→ **TEXT TO READ**:
::::::::::

# Screen and logfile output

As LAMMPS reads an input script, it prints information to both the
screen and a log file about significant actions it takes to setup a
simulation. When the simulation is ready to begin, LAMMPS performs
various initializations, and prints info about the run it is about to
perform, including the amount of memory (in MBytes per processor) that
the simulation requires. It also prints details of the initial
thermodynamic state of the system. During the run itself, thermodynamic
information is printed periodically, every few timesteps. When the run
concludes, LAMMPS prints the final thermodynamic state and a total run
time for the simulation. It also appends statistics about the CPU time
and storage requirements for the simulation. An example set of
statistics is shown here:

    Loop time of 0.942801 on 4 procs for 300 steps with 2004 atoms

    Performance: 54.985 ns/day, 0.436 hours/ns, 318.201 timesteps/s, 637.674 katom-step/s
    195.2% CPU use with 2 MPI tasks x 2 OpenMP threads

    MPI task timing breakdown:
    Section \|  min time  \|  avg time  \|  max time  \|%varavg\| %total
    ---------------------------------------------------------------
    Pair    \| 0.61419    \| 0.62872    \| 0.64325    \|   1.8 \| 66.69
    Bond    \| 0.0028608  \| 0.0028899  \| 0.002919   \|   0.1 \|  0.31
    Kspace  \| 0.12652    \| 0.14048    \| 0.15444    \|   3.7 \| 14.90
    Neigh   \| 0.10242    \| 0.10242    \| 0.10242    \|   0.0 \| 10.86
    Comm    \| 0.026753   \| 0.027593   \| 0.028434   \|   0.5 \|  2.93
    Output  \| 0.00018341 \| 0.00030942 \| 0.00043542 \|   0.0 \|  0.03
    Modify  \| 0.039117   \| 0.039348   \| 0.039579   \|   0.1 \|  4.17
    Other   \|            \| 0.001041   \|            \|       \|  0.11

    Nlocal:           1002 ave        1006 max         998 min
    Histogram: 1 0 0 0 0 0 0 0 0 1
    Nghost:         8670.5 ave        8691 max        8650 min
    Histogram: 1 0 0 0 0 0 0 0 0 1
    Neighs:         354010 ave      357257 max      350763 min
    Histogram: 1 0 0 0 0 0 0 0 0 1

    Total # of neighbors = 708020
    Ave neighs/atom = 353.30339
    Ave special neighs/atom = 2.3403194
    Neighbor list builds = 26
    Dangerous builds = 0

------------------------------------------------------------------------

The first section provides a global loop timing summary. The *loop time*
is the total wall-clock time for the simulation to run. The
*Performance* line is provided for convenience to help predict how long
it will take to run a desired physical simulation and to have numbers
useful for performance comparison between different simulation settings
or system sizes. The *CPU use* line provides the CPU utilization per MPI
task; it should be close to 100% times the number of OpenMP threads (or
1 of not using OpenMP). Lower numbers correspond to delays due to file
I/O or insufficient thread utilization.

::::::::::

→ **DATASET EXCERPT**:

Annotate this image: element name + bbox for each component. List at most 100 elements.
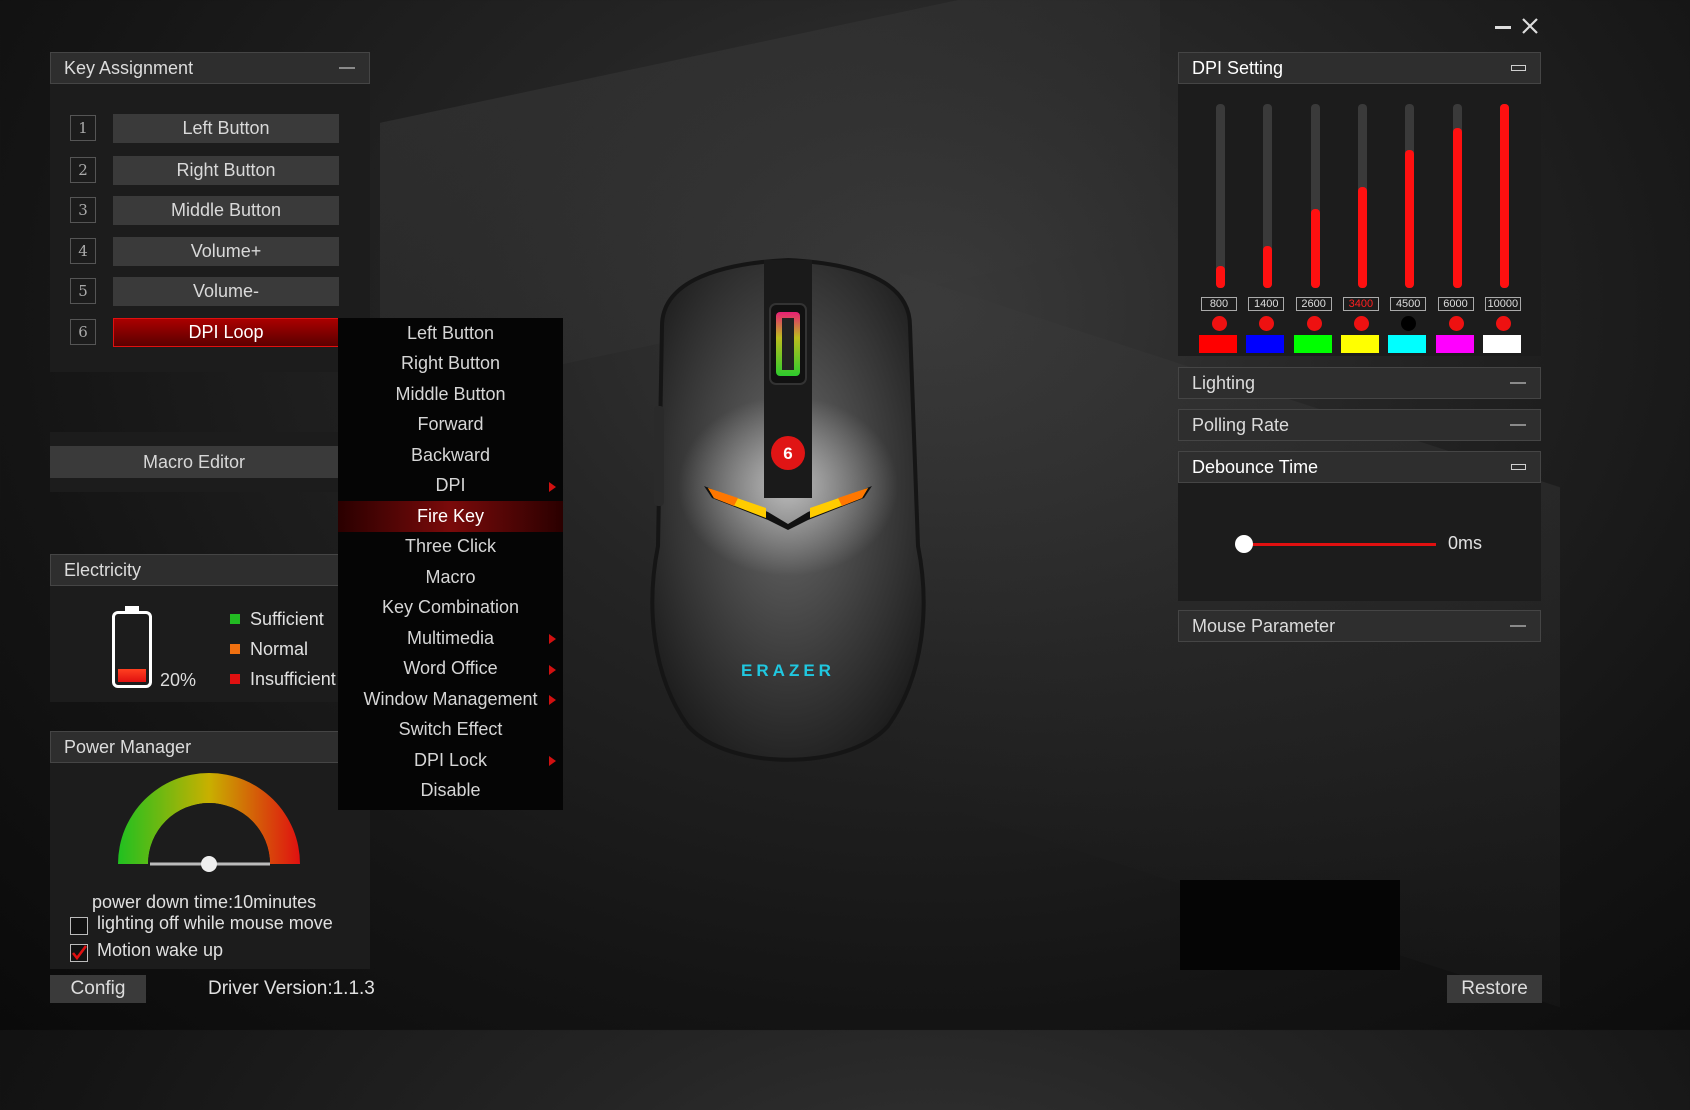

::::::::::

→ **PROBLEM DETAILS**: Copy the screen and logfile output text between "The first section" and "insufficient thread utilization.", inclusive, swapping "wall-clock" for "elapsed".

→ **THE RESULT**:
The first section provides a global loop timing summary. The *loop time*
is the total elapsed time for the simulation to run. The
*Performance* line is provided for convenience to help predict how long
it will take to run a desired physical simulation and to have numbers
useful for performance comparison between different simulation settings
or system sizes. The *CPU use* line provides the CPU utilization per MPI
task; it should be close to 100% times the number of OpenMP threads (or
1 of not using OpenMP). Lower numbers correspond to delays due to file
I/O or insufficient thread utilization.